## Exercise
Omit the pictures, please, and give each record below again exactly.

--- BEGIN Records ---

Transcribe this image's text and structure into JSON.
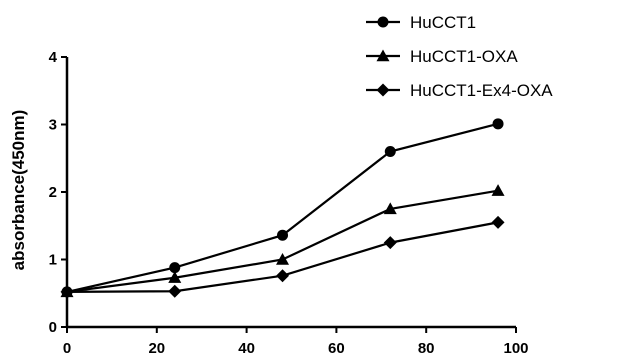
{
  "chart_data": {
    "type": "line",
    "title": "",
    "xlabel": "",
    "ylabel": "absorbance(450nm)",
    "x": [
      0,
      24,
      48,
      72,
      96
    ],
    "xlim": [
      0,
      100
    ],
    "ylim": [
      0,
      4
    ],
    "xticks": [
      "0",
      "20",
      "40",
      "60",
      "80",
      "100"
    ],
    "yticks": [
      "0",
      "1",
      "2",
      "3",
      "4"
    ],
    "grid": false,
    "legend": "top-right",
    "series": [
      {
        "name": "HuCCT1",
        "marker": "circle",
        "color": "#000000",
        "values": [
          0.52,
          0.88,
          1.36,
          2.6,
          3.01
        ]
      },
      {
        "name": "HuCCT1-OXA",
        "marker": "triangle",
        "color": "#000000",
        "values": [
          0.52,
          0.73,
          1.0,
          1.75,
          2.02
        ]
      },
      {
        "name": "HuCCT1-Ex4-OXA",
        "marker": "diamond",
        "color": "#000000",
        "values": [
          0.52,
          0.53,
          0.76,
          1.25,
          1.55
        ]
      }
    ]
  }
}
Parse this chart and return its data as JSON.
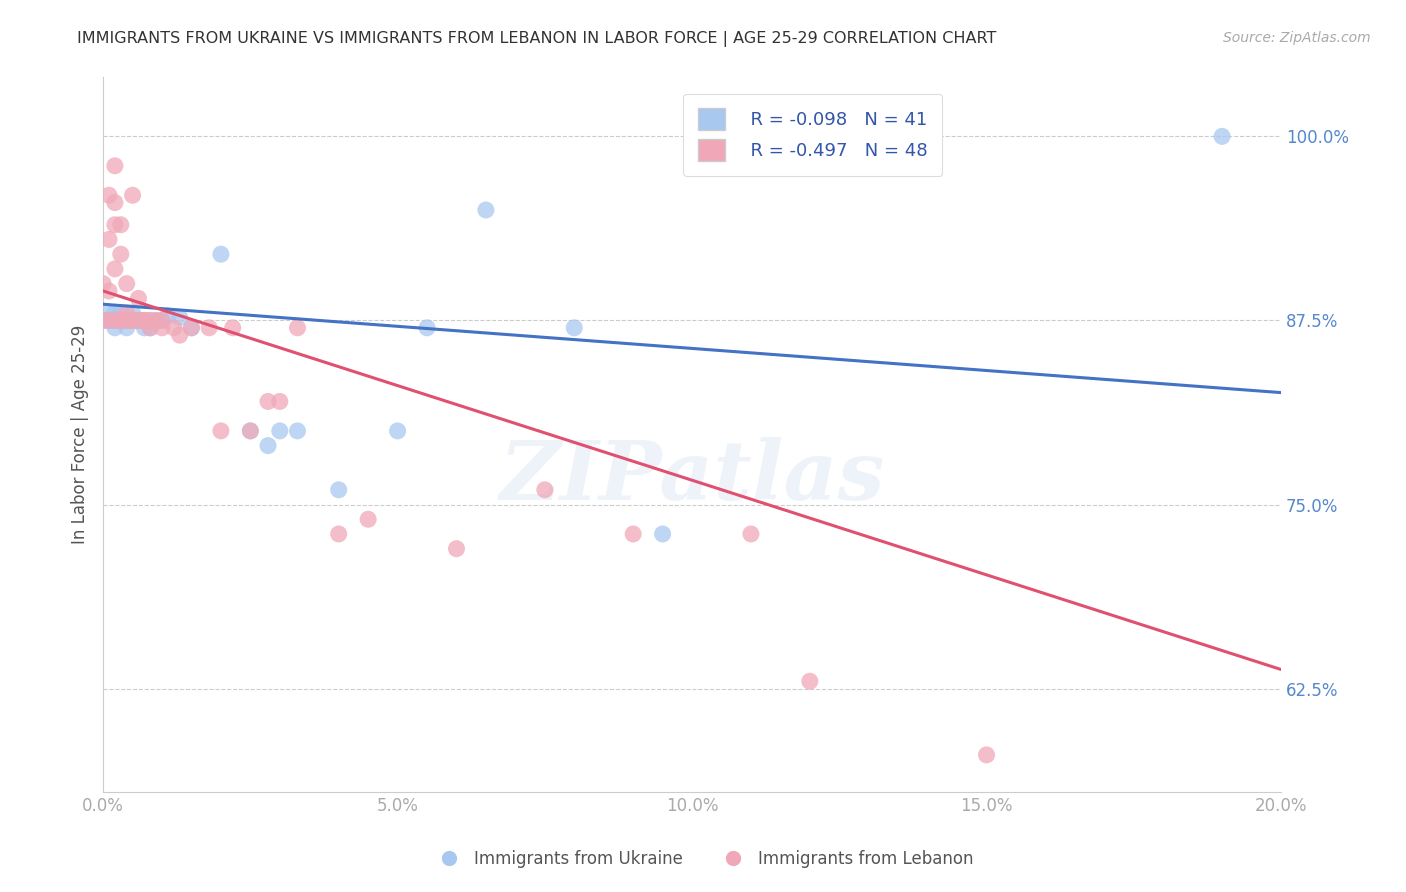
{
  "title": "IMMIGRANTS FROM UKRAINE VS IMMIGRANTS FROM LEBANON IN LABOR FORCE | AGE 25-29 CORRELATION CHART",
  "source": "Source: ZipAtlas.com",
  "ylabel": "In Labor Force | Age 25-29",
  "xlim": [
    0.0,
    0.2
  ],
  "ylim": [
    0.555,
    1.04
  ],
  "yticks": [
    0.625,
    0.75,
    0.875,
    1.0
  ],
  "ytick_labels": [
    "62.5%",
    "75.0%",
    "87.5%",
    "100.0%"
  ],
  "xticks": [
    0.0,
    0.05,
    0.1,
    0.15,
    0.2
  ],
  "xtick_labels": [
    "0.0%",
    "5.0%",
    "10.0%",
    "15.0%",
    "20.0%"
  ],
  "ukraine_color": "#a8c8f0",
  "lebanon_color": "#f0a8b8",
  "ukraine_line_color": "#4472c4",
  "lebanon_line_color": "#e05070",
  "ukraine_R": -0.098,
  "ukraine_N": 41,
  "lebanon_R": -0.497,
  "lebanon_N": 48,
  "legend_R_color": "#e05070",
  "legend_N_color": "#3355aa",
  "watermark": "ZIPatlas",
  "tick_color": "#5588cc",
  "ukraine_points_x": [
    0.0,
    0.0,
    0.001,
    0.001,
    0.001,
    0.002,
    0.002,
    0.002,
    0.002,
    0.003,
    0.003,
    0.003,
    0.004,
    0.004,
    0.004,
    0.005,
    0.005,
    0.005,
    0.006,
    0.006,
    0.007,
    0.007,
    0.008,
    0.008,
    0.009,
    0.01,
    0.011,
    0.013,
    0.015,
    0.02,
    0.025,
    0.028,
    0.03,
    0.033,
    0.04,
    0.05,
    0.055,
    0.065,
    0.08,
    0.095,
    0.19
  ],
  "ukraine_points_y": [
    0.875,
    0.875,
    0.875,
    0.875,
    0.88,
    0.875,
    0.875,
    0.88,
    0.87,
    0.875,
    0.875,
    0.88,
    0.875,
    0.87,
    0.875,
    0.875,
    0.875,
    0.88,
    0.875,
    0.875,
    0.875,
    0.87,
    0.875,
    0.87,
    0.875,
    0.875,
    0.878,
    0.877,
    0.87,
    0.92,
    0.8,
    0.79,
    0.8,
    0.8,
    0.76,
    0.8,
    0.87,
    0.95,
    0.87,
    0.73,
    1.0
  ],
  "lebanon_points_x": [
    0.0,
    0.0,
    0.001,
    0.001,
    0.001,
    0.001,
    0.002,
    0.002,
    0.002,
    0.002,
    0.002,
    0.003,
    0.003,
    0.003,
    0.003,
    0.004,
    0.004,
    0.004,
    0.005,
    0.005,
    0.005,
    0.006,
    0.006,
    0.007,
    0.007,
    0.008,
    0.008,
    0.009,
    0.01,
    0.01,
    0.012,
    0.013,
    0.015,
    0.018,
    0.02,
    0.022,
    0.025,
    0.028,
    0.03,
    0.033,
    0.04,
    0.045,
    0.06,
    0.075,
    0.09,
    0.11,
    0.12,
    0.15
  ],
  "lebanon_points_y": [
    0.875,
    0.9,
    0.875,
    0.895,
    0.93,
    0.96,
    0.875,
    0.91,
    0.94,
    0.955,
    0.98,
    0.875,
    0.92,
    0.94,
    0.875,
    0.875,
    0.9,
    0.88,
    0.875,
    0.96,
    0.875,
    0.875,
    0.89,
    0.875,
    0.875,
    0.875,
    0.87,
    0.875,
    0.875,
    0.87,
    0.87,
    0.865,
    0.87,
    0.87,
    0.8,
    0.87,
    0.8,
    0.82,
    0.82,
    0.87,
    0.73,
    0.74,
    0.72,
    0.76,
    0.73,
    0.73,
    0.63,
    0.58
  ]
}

--- END Records ---

## Task result
Transcribe this image's text and structure into JSON.
{
  "chart_data": {
    "type": "line",
    "title": "",
    "xlabel": "",
    "ylabel": "absorbance(450nm)",
    "x": [
      0,
      24,
      48,
      72,
      96
    ],
    "xlim": [
      0,
      100
    ],
    "ylim": [
      0,
      4
    ],
    "xticks": [
      "0",
      "20",
      "40",
      "60",
      "80",
      "100"
    ],
    "yticks": [
      "0",
      "1",
      "2",
      "3",
      "4"
    ],
    "grid": false,
    "legend": "top-right",
    "series": [
      {
        "name": "HuCCT1",
        "marker": "circle",
        "color": "#000000",
        "values": [
          0.52,
          0.88,
          1.36,
          2.6,
          3.01
        ]
      },
      {
        "name": "HuCCT1-OXA",
        "marker": "triangle",
        "color": "#000000",
        "values": [
          0.52,
          0.73,
          1.0,
          1.75,
          2.02
        ]
      },
      {
        "name": "HuCCT1-Ex4-OXA",
        "marker": "diamond",
        "color": "#000000",
        "values": [
          0.52,
          0.53,
          0.76,
          1.25,
          1.55
        ]
      }
    ]
  }
}
Parse this chart and return its data as JSON.
{
  "title": "IMMIGRANTS FROM UKRAINE VS IMMIGRANTS FROM LEBANON IN LABOR FORCE | AGE 25-29 CORRELATION CHART",
  "source": "Source: ZipAtlas.com",
  "ylabel": "In Labor Force | Age 25-29",
  "xlim": [
    0.0,
    0.2
  ],
  "ylim": [
    0.555,
    1.04
  ],
  "yticks": [
    0.625,
    0.75,
    0.875,
    1.0
  ],
  "ytick_labels": [
    "62.5%",
    "75.0%",
    "87.5%",
    "100.0%"
  ],
  "xticks": [
    0.0,
    0.05,
    0.1,
    0.15,
    0.2
  ],
  "xtick_labels": [
    "0.0%",
    "5.0%",
    "10.0%",
    "15.0%",
    "20.0%"
  ],
  "ukraine_color": "#a8c8f0",
  "lebanon_color": "#f0a8b8",
  "ukraine_line_color": "#4472c4",
  "lebanon_line_color": "#e05070",
  "ukraine_R": -0.098,
  "ukraine_N": 41,
  "lebanon_R": -0.497,
  "lebanon_N": 48,
  "legend_R_color": "#e05070",
  "legend_N_color": "#3355aa",
  "watermark": "ZIPatlas",
  "tick_color": "#5588cc",
  "ukraine_points_x": [
    0.0,
    0.0,
    0.001,
    0.001,
    0.001,
    0.002,
    0.002,
    0.002,
    0.002,
    0.003,
    0.003,
    0.003,
    0.004,
    0.004,
    0.004,
    0.005,
    0.005,
    0.005,
    0.006,
    0.006,
    0.007,
    0.007,
    0.008,
    0.008,
    0.009,
    0.01,
    0.011,
    0.013,
    0.015,
    0.02,
    0.025,
    0.028,
    0.03,
    0.033,
    0.04,
    0.05,
    0.055,
    0.065,
    0.08,
    0.095,
    0.19
  ],
  "ukraine_points_y": [
    0.875,
    0.875,
    0.875,
    0.875,
    0.88,
    0.875,
    0.875,
    0.88,
    0.87,
    0.875,
    0.875,
    0.88,
    0.875,
    0.87,
    0.875,
    0.875,
    0.875,
    0.88,
    0.875,
    0.875,
    0.875,
    0.87,
    0.875,
    0.87,
    0.875,
    0.875,
    0.878,
    0.877,
    0.87,
    0.92,
    0.8,
    0.79,
    0.8,
    0.8,
    0.76,
    0.8,
    0.87,
    0.95,
    0.87,
    0.73,
    1.0
  ],
  "lebanon_points_x": [
    0.0,
    0.0,
    0.001,
    0.001,
    0.001,
    0.001,
    0.002,
    0.002,
    0.002,
    0.002,
    0.002,
    0.003,
    0.003,
    0.003,
    0.003,
    0.004,
    0.004,
    0.004,
    0.005,
    0.005,
    0.005,
    0.006,
    0.006,
    0.007,
    0.007,
    0.008,
    0.008,
    0.009,
    0.01,
    0.01,
    0.012,
    0.013,
    0.015,
    0.018,
    0.02,
    0.022,
    0.025,
    0.028,
    0.03,
    0.033,
    0.04,
    0.045,
    0.06,
    0.075,
    0.09,
    0.11,
    0.12,
    0.15
  ],
  "lebanon_points_y": [
    0.875,
    0.9,
    0.875,
    0.895,
    0.93,
    0.96,
    0.875,
    0.91,
    0.94,
    0.955,
    0.98,
    0.875,
    0.92,
    0.94,
    0.875,
    0.875,
    0.9,
    0.88,
    0.875,
    0.96,
    0.875,
    0.875,
    0.89,
    0.875,
    0.875,
    0.875,
    0.87,
    0.875,
    0.875,
    0.87,
    0.87,
    0.865,
    0.87,
    0.87,
    0.8,
    0.87,
    0.8,
    0.82,
    0.82,
    0.87,
    0.73,
    0.74,
    0.72,
    0.76,
    0.73,
    0.73,
    0.63,
    0.58
  ]
}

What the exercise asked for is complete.